--- start Provided material ---

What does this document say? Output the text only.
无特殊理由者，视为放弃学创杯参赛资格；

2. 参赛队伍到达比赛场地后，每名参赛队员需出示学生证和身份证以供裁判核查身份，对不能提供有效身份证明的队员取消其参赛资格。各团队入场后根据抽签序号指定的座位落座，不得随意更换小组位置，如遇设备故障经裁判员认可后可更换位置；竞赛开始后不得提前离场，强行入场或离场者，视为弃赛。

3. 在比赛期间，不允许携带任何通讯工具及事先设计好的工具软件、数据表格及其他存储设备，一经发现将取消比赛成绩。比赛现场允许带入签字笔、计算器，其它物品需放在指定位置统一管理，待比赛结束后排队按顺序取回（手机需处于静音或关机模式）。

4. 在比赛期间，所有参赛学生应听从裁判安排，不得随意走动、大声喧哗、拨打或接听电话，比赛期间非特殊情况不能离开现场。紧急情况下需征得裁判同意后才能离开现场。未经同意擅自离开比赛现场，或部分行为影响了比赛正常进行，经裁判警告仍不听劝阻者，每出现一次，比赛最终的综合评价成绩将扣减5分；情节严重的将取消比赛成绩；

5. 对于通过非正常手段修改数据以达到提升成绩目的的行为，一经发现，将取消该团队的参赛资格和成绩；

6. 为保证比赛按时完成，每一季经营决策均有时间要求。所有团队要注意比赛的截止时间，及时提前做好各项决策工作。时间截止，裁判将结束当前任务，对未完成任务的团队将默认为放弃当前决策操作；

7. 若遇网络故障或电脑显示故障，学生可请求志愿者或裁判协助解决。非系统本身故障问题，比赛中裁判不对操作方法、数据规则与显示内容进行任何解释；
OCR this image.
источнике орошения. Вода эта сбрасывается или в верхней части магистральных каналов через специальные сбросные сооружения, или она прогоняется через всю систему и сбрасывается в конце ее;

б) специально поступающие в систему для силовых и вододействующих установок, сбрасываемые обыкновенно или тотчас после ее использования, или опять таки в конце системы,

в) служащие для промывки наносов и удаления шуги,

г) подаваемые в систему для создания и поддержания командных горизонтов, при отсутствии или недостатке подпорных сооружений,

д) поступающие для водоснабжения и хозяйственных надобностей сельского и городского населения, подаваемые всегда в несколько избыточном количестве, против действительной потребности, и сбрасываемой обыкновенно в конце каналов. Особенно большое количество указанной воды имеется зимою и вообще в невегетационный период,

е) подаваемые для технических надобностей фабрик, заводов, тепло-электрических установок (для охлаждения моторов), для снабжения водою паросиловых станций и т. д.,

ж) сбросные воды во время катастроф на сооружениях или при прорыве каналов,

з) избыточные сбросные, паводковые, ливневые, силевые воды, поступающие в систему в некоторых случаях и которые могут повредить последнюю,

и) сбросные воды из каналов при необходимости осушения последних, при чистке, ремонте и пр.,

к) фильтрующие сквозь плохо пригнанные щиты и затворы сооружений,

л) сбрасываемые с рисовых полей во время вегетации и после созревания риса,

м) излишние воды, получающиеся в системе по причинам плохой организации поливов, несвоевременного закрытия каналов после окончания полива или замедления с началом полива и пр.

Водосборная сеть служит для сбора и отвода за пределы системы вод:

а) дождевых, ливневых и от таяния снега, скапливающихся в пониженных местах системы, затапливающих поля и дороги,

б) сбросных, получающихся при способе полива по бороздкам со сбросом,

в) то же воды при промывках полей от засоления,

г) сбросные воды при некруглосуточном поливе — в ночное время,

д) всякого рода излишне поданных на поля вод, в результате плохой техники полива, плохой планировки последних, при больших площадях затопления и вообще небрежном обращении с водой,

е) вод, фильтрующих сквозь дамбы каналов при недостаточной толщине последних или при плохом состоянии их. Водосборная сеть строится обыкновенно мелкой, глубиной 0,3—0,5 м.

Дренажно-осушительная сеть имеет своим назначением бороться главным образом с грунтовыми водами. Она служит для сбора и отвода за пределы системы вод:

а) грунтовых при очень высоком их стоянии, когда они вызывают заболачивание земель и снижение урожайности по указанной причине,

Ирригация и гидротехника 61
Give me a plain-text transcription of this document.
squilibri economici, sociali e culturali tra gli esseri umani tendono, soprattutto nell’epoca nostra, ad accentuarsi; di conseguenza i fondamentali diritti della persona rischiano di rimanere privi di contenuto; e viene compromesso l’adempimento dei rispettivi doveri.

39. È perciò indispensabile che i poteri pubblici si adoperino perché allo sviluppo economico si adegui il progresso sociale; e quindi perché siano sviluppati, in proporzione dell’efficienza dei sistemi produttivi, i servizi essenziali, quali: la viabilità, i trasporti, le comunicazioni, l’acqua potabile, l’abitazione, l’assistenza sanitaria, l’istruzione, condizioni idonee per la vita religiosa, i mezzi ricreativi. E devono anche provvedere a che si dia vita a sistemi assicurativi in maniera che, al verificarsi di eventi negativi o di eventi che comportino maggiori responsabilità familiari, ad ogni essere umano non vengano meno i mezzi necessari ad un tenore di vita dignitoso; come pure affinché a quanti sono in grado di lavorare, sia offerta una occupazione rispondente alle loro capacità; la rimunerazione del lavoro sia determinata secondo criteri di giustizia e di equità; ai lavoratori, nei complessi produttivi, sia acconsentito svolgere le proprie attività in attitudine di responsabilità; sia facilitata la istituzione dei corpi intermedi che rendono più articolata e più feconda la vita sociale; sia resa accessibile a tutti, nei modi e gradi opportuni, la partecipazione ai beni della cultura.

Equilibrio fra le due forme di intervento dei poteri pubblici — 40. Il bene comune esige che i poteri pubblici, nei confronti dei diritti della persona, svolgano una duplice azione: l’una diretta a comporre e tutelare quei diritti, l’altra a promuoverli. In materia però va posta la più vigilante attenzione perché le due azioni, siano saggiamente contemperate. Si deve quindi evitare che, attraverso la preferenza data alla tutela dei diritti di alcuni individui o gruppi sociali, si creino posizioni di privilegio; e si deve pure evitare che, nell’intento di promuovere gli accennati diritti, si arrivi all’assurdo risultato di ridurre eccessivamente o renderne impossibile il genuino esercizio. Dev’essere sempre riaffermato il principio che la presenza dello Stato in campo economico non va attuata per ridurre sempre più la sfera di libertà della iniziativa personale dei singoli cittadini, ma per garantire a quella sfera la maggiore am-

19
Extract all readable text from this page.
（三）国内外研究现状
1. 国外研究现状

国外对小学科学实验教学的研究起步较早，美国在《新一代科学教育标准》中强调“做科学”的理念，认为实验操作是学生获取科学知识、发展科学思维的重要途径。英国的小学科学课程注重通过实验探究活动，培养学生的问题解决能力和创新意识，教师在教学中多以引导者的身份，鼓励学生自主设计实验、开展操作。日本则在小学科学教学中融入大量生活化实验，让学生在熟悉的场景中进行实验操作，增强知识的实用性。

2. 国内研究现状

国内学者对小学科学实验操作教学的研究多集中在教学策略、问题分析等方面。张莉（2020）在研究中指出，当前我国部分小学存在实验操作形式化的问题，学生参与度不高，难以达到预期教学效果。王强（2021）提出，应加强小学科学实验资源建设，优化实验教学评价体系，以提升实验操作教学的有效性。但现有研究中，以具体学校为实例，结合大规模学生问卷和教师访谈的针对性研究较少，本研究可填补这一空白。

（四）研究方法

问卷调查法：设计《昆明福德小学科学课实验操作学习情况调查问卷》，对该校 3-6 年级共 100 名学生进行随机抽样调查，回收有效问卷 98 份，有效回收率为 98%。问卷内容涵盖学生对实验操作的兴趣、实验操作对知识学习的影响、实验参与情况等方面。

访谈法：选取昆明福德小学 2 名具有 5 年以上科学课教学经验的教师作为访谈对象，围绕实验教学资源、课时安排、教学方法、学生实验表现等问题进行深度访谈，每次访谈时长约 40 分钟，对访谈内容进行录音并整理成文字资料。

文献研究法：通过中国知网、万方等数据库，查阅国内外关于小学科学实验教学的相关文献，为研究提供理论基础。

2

--- end Provided material ---

Extract all of the data shown above and repeat it verbatim.

What does this document say? Output the text only.
无特殊理由者，视为放弃学创杯参赛资格；

2. 参赛队伍到达比赛场地后，每名参赛队员需出示学生证和身份证以供裁判核查身份，对不能提供有效身份证明的队员取消其参赛资格。各团队入场后根据抽签序号指定的座位落座，不得随意更换小组位置，如遇设备故障经裁判员认可后可更换位置；竞赛开始后不得提前离场，强行入场或离场者，视为弃赛。

3. 在比赛期间，不允许携带任何通讯工具及事先设计好的工具软件、数据表格及其他存储设备，一经发现将取消比赛成绩。比赛现场允许带入签字笔、计算器，其它物品需放在指定位置统一管理，待比赛结束后排队按顺序取回（手机需处于静音或关机模式）。

4. 在比赛期间，所有参赛学生应听从裁判安排，不得随意走动、大声喧哗、拨打或接听电话，比赛期间非特殊情况不能离开现场。紧急情况下需征得裁判同意后才能离开现场。未经同意擅自离开比赛现场，或部分行为影响了比赛正常进行，经裁判警告仍不听劝阻者，每出现一次，比赛最终的综合评价成绩将扣减5分；情节严重的将取消比赛成绩；

5. 对于通过非正常手段修改数据以达到提升成绩目的的行为，一经发现，将取消该团队的参赛资格和成绩；

6. 为保证比赛按时完成，每一季经营决策均有时间要求。所有团队要注意比赛的截止时间，及时提前做好各项决策工作。时间截止，裁判将结束当前任务，对未完成任务的团队将默认为放弃当前决策操作；

7. 若遇网络故障或电脑显示故障，学生可请求志愿者或裁判协助解决。非系统本身故障问题，比赛中裁判不对操作方法、数据规则与显示内容进行任何解释；
OCR this image.
источнике орошения. Вода эта сбрасывается или в верхней части магистральных каналов через специальные сбросные сооружения, или она прогоняется через всю систему и сбрасывается в конце ее;

б) специально поступающие в систему для силовых и вододействующих установок, сбрасываемые обыкновенно или тотчас после ее использования, или опять таки в конце системы,

в) служащие для промывки наносов и удаления шуги,

г) подаваемые в систему для создания и поддержания командных горизонтов, при отсутствии или недостатке подпорных сооружений,

д) поступающие для водоснабжения и хозяйственных надобностей сельского и городского населения, подаваемые всегда в несколько избыточном количестве, против действительной потребности, и сбрасываемой обыкновенно в конце каналов. Особенно большое количество указанной воды имеется зимою и вообще в невегетационный период,

е) подаваемые для технических надобностей фабрик, заводов, тепло-электрических установок (для охлаждения моторов), для снабжения водою паросиловых станций и т. д.,

ж) сбросные воды во время катастроф на сооружениях или при прорыве каналов,

з) избыточные сбросные, паводковые, ливневые, силевые воды, поступающие в систему в некоторых случаях и которые могут повредить последнюю,

и) сбросные воды из каналов при необходимости осушения последних, при чистке, ремонте и пр.,

к) фильтрующие сквозь плохо пригнанные щиты и затворы сооружений,

л) сбрасываемые с рисовых полей во время вегетации и после созревания риса,

м) излишние воды, получающиеся в системе по причинам плохой организации поливов, несвоевременного закрытия каналов после окончания полива или замедления с началом полива и пр.

Водосборная сеть служит для сбора и отвода за пределы системы вод:

а) дождевых, ливневых и от таяния снега, скапливающихся в пониженных местах системы, затапливающих поля и дороги,

б) сбросных, получающихся при способе полива по бороздкам со сбросом,

в) то же воды при промывках полей от засоления,

г) сбросные воды при некруглосуточном поливе — в ночное время,

д) всякого рода излишне поданных на поля вод, в результате плохой техники полива, плохой планировки последних, при больших площадях затопления и вообще небрежном обращении с водой,

е) вод, фильтрующих сквозь дамбы каналов при недостаточной толщине последних или при плохом состоянии их. Водосборная сеть строится обыкновенно мелкой, глубиной 0,3—0,5 м.

Дренажно-осушительная сеть имеет своим назначением бороться главным образом с грунтовыми водами. Она служит для сбора и отвода за пределы системы вод:

а) грунтовых при очень высоком их стоянии, когда они вызывают заболачивание земель и снижение урожайности по указанной причине,

Ирригация и гидротехника 61
Give me a plain-text transcription of this document.
squilibri economici, sociali e culturali tra gli esseri umani tendono, soprattutto nell’epoca nostra, ad accentuarsi; di conseguenza i fondamentali diritti della persona rischiano di rimanere privi di contenuto; e viene compromesso l’adempimento dei rispettivi doveri.

39. È perciò indispensabile che i poteri pubblici si adoperino perché allo sviluppo economico si adegui il progresso sociale; e quindi perché siano sviluppati, in proporzione dell’efficienza dei sistemi produttivi, i servizi essenziali, quali: la viabilità, i trasporti, le comunicazioni, l’acqua potabile, l’abitazione, l’assistenza sanitaria, l’istruzione, condizioni idonee per la vita religiosa, i mezzi ricreativi. E devono anche provvedere a che si dia vita a sistemi assicurativi in maniera che, al verificarsi di eventi negativi o di eventi che comportino maggiori responsabilità familiari, ad ogni essere umano non vengano meno i mezzi necessari ad un tenore di vita dignitoso; come pure affinché a quanti sono in grado di lavorare, sia offerta una occupazione rispondente alle loro capacità; la rimunerazione del lavoro sia determinata secondo criteri di giustizia e di equità; ai lavoratori, nei complessi produttivi, sia acconsentito svolgere le proprie attività in attitudine di responsabilità; sia facilitata la istituzione dei corpi intermedi che rendono più articolata e più feconda la vita sociale; sia resa accessibile a tutti, nei modi e gradi opportuni, la partecipazione ai beni della cultura.

Equilibrio fra le due forme di intervento dei poteri pubblici — 40. Il bene comune esige che i poteri pubblici, nei confronti dei diritti della persona, svolgano una duplice azione: l’una diretta a comporre e tutelare quei diritti, l’altra a promuoverli. In materia però va posta la più vigilante attenzione perché le due azioni, siano saggiamente contemperate. Si deve quindi evitare che, attraverso la preferenza data alla tutela dei diritti di alcuni individui o gruppi sociali, si creino posizioni di privilegio; e si deve pure evitare che, nell’intento di promuovere gli accennati diritti, si arrivi all’assurdo risultato di ridurre eccessivamente o renderne impossibile il genuino esercizio. Dev’essere sempre riaffermato il principio che la presenza dello Stato in campo economico non va attuata per ridurre sempre più la sfera di libertà della iniziativa personale dei singoli cittadini, ma per garantire a quella sfera la maggiore am-

19
Extract all readable text from this page.
（三）国内外研究现状
1. 国外研究现状

国外对小学科学实验教学的研究起步较早，美国在《新一代科学教育标准》中强调“做科学”的理念，认为实验操作是学生获取科学知识、发展科学思维的重要途径。英国的小学科学课程注重通过实验探究活动，培养学生的问题解决能力和创新意识，教师在教学中多以引导者的身份，鼓励学生自主设计实验、开展操作。日本则在小学科学教学中融入大量生活化实验，让学生在熟悉的场景中进行实验操作，增强知识的实用性。

2. 国内研究现状

国内学者对小学科学实验操作教学的研究多集中在教学策略、问题分析等方面。张莉（2020）在研究中指出，当前我国部分小学存在实验操作形式化的问题，学生参与度不高，难以达到预期教学效果。王强（2021）提出，应加强小学科学实验资源建设，优化实验教学评价体系，以提升实验操作教学的有效性。但现有研究中，以具体学校为实例，结合大规模学生问卷和教师访谈的针对性研究较少，本研究可填补这一空白。

（四）研究方法

问卷调查法：设计《昆明福德小学科学课实验操作学习情况调查问卷》，对该校 3-6 年级共 100 名学生进行随机抽样调查，回收有效问卷 98 份，有效回收率为 98%。问卷内容涵盖学生对实验操作的兴趣、实验操作对知识学习的影响、实验参与情况等方面。

访谈法：选取昆明福德小学 2 名具有 5 年以上科学课教学经验的教师作为访谈对象，围绕实验教学资源、课时安排、教学方法、学生实验表现等问题进行深度访谈，每次访谈时长约 40 分钟，对访谈内容进行录音并整理成文字资料。

文献研究法：通过中国知网、万方等数据库，查阅国内外关于小学科学实验教学的相关文献，为研究提供理论基础。

2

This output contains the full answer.